- **Prompt**: Reproduce the stretch from the line containing "What elements are" through the line containing "play-icon <box>219 754 230 768</box>", changing every "sparkle-icon" to "star-icon" and leaving everything else as it is.

- **Provided records**:
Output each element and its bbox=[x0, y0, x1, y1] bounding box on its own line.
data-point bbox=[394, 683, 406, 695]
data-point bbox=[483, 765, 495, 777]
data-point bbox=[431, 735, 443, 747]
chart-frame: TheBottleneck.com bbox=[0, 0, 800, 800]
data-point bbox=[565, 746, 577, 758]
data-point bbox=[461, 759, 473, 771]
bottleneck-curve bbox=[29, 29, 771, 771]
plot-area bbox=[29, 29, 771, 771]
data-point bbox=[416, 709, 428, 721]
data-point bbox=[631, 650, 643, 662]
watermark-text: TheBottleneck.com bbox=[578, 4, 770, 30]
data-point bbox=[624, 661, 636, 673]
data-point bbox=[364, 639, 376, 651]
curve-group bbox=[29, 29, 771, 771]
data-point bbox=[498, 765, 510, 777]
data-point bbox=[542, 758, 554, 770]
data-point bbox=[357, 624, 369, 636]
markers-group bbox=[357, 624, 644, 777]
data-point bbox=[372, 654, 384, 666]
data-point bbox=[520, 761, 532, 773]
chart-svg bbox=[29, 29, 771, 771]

==

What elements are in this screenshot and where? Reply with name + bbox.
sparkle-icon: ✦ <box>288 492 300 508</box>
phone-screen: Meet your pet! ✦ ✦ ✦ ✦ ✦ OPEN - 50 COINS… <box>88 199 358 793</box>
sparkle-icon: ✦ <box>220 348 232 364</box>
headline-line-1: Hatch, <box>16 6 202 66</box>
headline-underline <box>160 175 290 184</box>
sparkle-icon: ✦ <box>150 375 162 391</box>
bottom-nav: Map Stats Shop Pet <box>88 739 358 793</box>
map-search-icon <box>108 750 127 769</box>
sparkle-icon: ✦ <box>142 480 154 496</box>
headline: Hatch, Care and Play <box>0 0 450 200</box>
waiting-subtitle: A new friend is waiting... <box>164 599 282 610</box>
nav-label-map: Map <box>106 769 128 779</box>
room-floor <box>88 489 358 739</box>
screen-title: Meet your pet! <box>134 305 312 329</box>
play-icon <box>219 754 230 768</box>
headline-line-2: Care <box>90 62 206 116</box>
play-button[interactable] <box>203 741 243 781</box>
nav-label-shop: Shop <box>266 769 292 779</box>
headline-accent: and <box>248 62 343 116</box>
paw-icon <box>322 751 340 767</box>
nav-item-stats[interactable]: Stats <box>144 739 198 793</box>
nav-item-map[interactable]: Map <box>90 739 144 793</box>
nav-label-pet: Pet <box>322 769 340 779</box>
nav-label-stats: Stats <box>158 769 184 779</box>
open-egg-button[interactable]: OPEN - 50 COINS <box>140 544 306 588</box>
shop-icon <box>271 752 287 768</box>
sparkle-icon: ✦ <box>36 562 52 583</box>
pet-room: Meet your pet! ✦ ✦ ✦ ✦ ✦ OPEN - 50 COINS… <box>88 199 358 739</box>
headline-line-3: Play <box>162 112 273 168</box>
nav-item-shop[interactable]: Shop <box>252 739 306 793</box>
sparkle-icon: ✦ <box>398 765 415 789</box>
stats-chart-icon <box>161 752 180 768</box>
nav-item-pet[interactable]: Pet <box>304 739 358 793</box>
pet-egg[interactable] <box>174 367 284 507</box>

==

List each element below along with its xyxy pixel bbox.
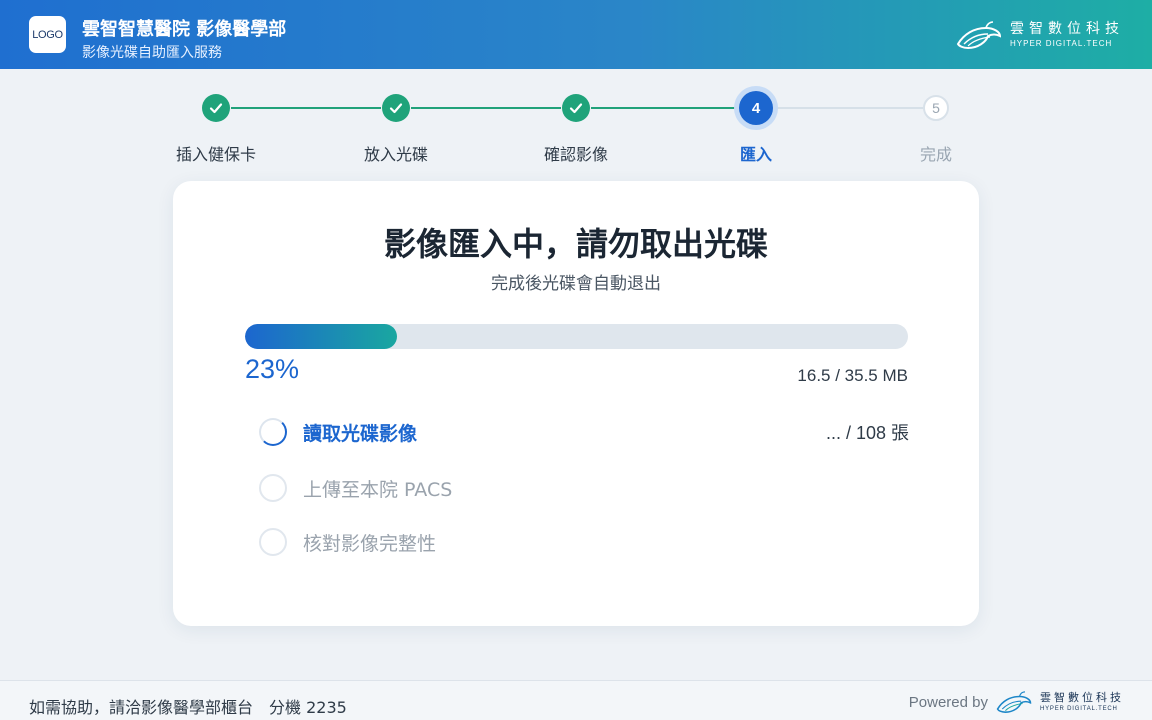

- **Output of the exercise**:
What elements are in this screenshot and where? Reply with name + bbox.
star-icon: ✦ <box>288 492 300 508</box>
phone-screen: Meet your pet! ✦ ✦ ✦ ✦ ✦ OPEN - 50 COINS… <box>88 199 358 793</box>
star-icon: ✦ <box>220 348 232 364</box>
headline-line-1: Hatch, <box>16 6 202 66</box>
headline-underline <box>160 175 290 184</box>
star-icon: ✦ <box>150 375 162 391</box>
bottom-nav: Map Stats Shop Pet <box>88 739 358 793</box>
map-search-icon <box>108 750 127 769</box>
star-icon: ✦ <box>142 480 154 496</box>
headline: Hatch, Care and Play <box>0 0 450 200</box>
waiting-subtitle: A new friend is waiting... <box>164 599 282 610</box>
nav-label-map: Map <box>106 769 128 779</box>
room-floor <box>88 489 358 739</box>
screen-title: Meet your pet! <box>134 305 312 329</box>
play-icon <box>219 754 230 768</box>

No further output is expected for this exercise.